(Your objective)
Reproduce each line bearing the word "heading".
#### Task material ####
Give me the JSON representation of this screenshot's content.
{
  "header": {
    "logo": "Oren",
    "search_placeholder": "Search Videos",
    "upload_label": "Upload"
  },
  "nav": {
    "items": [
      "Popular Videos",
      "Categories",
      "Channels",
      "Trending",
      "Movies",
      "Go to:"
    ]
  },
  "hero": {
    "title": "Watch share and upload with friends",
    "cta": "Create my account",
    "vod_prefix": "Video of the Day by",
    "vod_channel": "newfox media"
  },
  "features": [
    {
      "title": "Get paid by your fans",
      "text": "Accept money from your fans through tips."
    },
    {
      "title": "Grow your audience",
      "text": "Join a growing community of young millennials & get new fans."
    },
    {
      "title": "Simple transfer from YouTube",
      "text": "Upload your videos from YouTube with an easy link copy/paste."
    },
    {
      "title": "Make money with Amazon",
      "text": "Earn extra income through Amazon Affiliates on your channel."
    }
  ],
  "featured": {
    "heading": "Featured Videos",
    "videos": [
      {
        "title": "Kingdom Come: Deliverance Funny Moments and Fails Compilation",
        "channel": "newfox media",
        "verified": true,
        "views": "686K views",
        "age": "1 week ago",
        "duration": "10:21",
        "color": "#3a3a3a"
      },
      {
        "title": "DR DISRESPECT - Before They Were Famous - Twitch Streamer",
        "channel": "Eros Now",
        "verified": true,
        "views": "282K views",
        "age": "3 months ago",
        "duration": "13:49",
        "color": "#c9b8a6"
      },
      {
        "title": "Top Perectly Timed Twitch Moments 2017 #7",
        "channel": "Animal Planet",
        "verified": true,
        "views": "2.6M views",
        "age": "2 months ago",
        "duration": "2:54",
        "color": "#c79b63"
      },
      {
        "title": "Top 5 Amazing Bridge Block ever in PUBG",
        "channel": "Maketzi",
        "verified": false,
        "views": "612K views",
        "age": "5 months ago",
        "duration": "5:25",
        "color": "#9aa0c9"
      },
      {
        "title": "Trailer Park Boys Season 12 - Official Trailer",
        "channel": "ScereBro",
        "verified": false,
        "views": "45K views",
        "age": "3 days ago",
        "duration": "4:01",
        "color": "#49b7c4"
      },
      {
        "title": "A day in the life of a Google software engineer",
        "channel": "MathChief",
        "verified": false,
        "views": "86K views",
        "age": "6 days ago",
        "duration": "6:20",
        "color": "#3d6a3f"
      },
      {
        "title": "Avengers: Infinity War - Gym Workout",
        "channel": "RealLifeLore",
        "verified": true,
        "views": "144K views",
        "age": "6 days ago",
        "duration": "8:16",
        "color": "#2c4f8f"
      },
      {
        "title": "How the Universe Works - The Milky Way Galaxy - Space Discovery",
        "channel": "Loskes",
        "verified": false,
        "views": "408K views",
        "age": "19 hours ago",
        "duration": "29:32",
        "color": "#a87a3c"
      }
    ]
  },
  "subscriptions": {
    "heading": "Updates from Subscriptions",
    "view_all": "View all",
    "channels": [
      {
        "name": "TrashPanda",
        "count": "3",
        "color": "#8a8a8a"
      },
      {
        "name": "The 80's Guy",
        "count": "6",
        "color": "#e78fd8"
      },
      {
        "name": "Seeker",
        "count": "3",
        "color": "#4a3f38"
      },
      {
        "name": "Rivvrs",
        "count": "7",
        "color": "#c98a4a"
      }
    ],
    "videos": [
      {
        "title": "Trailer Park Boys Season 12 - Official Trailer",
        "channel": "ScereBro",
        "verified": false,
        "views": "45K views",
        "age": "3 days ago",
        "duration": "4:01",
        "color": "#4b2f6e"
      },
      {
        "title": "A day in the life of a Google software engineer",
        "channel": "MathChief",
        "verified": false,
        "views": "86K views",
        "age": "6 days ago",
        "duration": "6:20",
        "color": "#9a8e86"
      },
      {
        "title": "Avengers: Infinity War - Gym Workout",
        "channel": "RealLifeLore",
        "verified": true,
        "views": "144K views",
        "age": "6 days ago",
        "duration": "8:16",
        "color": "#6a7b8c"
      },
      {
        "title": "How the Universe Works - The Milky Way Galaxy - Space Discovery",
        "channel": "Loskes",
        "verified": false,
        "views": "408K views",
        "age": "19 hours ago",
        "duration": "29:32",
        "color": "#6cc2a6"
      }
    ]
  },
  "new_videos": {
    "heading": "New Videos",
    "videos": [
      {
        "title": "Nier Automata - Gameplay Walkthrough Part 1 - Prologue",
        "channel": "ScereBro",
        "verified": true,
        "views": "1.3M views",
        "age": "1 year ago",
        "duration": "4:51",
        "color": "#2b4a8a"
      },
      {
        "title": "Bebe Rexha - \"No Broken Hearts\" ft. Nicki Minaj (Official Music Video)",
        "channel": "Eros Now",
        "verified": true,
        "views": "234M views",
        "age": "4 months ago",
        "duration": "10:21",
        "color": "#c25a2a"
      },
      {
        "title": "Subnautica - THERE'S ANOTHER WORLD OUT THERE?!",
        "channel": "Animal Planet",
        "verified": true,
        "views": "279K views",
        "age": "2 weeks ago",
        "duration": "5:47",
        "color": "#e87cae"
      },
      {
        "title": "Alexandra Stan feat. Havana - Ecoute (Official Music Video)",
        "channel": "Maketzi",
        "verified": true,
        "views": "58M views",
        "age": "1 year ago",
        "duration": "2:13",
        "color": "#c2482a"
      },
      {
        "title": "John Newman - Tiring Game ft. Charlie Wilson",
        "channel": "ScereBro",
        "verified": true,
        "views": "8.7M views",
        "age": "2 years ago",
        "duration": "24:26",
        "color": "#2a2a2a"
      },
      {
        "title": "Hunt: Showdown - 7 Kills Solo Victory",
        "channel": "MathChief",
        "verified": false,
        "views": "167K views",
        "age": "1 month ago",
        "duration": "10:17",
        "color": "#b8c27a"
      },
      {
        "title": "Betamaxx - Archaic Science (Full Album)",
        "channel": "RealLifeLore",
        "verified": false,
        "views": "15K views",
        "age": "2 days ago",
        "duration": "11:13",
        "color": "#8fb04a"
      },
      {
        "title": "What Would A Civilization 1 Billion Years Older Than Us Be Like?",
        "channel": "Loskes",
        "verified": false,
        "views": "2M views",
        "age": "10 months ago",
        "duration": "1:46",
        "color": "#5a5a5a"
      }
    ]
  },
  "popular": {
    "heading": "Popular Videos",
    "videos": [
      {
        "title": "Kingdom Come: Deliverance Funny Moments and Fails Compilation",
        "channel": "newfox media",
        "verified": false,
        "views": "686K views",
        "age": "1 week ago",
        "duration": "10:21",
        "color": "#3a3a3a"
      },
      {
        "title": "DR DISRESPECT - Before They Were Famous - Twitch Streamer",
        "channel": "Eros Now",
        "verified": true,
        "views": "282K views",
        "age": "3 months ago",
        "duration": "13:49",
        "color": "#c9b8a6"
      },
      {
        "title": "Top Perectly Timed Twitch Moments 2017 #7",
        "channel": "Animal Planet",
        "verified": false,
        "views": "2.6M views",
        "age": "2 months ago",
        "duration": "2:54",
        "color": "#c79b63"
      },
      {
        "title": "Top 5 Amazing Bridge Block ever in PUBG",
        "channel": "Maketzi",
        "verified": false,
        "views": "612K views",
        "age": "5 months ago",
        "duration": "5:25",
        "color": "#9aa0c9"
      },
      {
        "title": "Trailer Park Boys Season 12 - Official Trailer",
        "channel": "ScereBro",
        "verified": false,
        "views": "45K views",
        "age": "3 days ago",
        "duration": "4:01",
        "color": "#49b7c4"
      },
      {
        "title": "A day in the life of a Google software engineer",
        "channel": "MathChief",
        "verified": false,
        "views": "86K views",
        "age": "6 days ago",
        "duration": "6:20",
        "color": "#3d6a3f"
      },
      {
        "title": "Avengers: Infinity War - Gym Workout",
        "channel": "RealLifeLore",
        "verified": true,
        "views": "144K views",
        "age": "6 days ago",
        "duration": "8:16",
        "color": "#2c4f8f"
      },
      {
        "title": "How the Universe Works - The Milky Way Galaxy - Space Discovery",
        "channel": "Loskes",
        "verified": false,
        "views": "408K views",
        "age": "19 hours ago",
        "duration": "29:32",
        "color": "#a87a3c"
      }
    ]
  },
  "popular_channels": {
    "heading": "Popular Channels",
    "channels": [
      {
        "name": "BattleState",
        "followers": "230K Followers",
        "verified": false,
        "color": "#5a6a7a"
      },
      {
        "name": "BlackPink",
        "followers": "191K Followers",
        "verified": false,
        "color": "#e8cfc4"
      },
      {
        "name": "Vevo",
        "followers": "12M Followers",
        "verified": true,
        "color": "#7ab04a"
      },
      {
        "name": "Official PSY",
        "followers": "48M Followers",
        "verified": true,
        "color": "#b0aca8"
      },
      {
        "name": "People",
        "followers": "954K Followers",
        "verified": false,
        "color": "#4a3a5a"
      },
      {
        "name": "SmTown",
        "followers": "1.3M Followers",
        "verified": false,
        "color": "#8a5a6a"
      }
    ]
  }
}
####
(Solution to this task)
    "heading": "Featured Videos",
    "heading": "Updates from Subscriptions",
    "heading": "New Videos",
    "heading": "Popular Videos",
    "heading": "Popular Channels",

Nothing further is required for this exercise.